| Task to complete |
Copy out lines with the word "fine" from the material that follows.

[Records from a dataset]
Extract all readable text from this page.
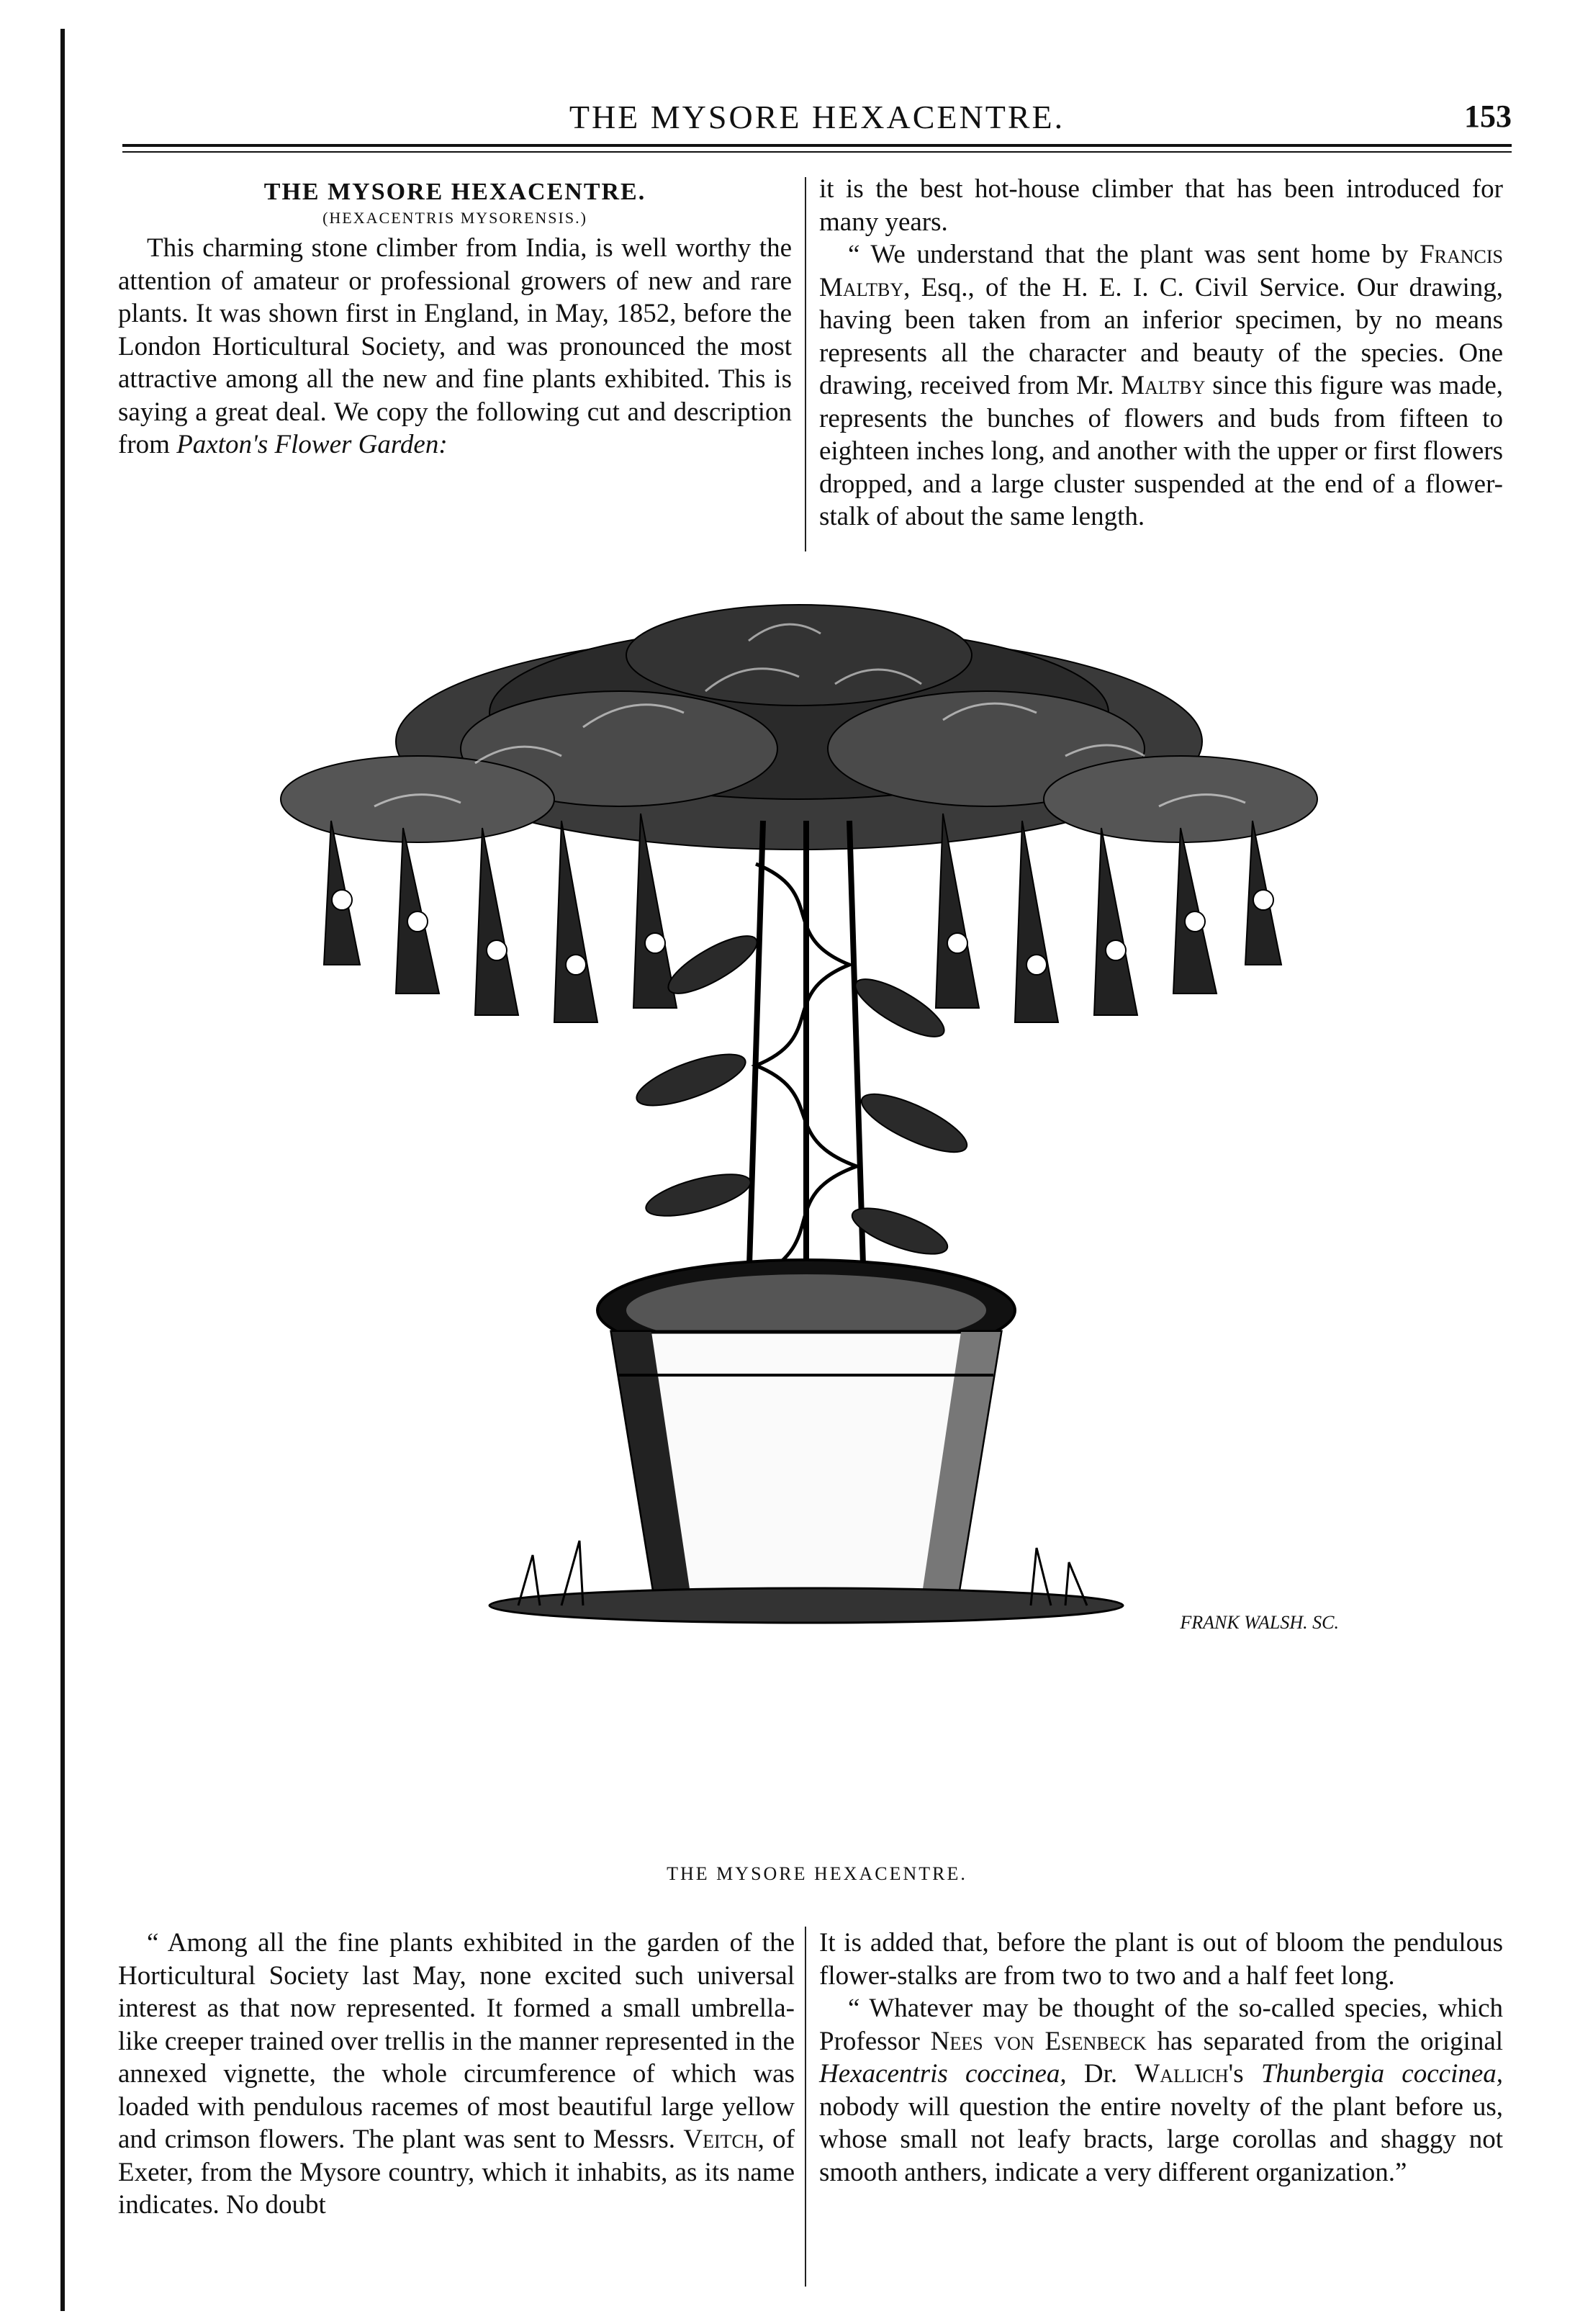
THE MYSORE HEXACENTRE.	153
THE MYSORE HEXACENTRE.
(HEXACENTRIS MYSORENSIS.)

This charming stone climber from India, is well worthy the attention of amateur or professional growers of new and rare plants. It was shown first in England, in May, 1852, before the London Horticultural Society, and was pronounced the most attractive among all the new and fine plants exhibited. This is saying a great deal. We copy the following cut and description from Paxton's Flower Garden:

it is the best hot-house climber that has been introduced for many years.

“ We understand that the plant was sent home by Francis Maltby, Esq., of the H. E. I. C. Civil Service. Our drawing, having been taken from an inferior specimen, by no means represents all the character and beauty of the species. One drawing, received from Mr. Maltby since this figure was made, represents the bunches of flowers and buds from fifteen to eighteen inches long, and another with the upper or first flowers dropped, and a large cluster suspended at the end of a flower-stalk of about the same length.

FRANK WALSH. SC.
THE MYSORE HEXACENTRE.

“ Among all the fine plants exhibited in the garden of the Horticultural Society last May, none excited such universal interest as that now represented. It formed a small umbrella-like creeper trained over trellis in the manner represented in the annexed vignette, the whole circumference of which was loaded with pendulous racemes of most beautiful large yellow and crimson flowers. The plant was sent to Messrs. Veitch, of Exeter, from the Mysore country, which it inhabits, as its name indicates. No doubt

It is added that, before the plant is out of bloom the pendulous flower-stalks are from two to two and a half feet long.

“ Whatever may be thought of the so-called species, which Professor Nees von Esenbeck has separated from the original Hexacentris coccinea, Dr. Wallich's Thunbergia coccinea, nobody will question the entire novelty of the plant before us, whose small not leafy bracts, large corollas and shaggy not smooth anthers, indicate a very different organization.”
---
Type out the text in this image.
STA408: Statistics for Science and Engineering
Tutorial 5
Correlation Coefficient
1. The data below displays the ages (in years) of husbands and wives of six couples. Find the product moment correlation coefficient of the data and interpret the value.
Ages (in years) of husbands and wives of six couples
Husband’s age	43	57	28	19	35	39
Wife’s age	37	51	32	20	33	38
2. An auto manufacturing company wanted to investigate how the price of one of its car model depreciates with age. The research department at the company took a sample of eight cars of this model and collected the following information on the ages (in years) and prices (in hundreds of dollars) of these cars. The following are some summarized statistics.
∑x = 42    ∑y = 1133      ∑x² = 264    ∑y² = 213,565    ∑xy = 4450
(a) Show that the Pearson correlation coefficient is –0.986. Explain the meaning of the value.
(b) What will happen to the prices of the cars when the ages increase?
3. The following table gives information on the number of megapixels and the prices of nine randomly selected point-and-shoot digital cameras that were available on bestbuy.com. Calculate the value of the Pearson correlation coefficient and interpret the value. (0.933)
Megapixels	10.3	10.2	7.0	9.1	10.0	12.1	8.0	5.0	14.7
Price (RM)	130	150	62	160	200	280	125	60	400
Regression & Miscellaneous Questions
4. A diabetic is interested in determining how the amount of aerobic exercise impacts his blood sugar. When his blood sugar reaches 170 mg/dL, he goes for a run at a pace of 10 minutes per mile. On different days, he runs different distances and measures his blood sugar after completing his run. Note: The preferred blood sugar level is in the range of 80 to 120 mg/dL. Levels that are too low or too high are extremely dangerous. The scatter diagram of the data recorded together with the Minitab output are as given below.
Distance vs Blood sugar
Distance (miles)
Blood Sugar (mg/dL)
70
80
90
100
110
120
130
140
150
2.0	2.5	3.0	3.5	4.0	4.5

| Exercise result |
This charming stone climber from India, is well worthy the attention of amateur or professional growers of new and rare plants. It was shown first in England, in May, 1852, before the London Horticultural Society, and was pronounced the most attractive among all the new and fine plants exhibited. This is saying a great deal. We copy the following cut and description from Paxton's Flower Garden:
“ Among all the fine plants exhibited in the garden of the Horticultural Society last May, none excited such universal interest as that now represented. It formed a small umbrella-like creeper trained over trellis in the manner represented in the annexed vignette, the whole circumference of which was loaded with pendulous racemes of most beautiful large yellow and crimson flowers. The plant was sent to Messrs. Veitch, of Exeter, from the Mysore country, which it inhabits, as its name indicates. No doubt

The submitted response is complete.